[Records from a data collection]
******************************

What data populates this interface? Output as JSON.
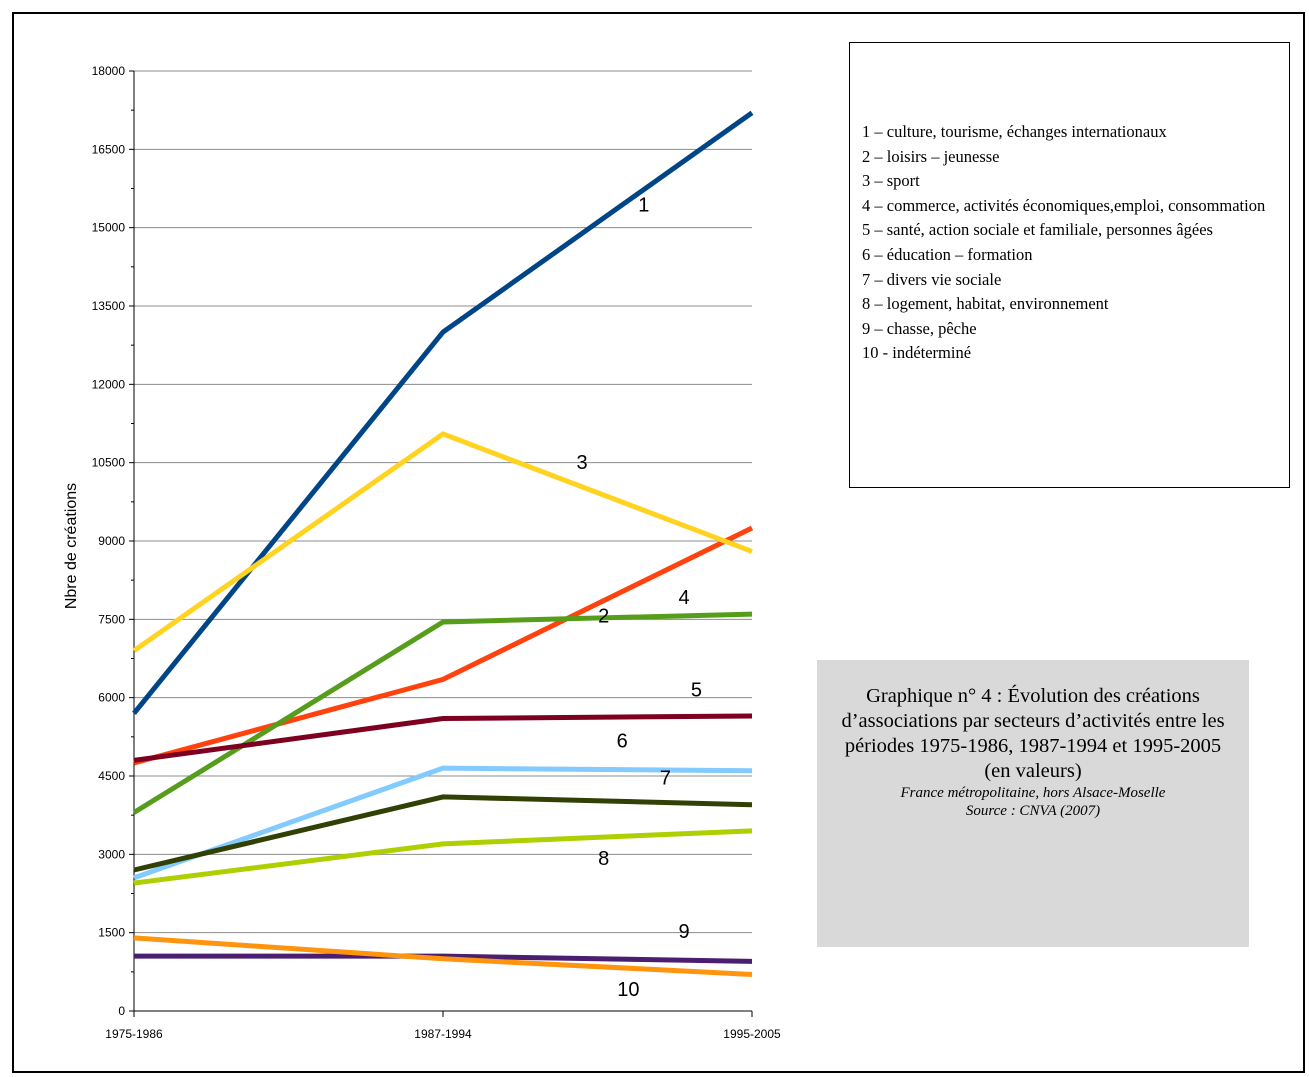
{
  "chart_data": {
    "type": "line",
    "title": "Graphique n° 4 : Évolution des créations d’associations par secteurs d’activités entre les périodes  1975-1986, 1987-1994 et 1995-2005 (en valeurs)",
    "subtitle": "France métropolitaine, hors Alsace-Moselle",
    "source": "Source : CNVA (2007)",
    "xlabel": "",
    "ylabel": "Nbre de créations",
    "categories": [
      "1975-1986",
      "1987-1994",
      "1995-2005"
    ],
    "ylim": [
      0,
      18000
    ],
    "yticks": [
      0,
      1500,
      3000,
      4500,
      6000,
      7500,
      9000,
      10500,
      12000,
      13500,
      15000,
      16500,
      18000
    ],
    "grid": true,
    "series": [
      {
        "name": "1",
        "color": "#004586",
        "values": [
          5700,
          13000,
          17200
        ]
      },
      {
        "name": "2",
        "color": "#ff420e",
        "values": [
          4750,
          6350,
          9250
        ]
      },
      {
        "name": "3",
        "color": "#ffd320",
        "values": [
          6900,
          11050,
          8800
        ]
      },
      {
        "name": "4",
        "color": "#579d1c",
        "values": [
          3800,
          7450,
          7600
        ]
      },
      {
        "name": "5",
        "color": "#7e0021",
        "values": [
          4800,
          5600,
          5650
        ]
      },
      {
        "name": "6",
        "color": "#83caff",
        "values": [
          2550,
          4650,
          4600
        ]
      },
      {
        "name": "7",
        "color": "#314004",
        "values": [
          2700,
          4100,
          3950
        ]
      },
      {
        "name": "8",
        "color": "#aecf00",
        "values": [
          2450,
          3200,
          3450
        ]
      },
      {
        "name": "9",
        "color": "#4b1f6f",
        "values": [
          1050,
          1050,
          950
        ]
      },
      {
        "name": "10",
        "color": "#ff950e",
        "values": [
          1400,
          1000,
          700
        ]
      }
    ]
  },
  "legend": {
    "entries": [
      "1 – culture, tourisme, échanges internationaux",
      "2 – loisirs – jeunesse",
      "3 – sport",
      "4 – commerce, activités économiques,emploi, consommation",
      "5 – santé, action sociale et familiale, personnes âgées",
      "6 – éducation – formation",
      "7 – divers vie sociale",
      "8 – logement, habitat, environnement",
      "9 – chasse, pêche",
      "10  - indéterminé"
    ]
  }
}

******************************

Count how many lines above contain the word "name". Reply with the number alone.

10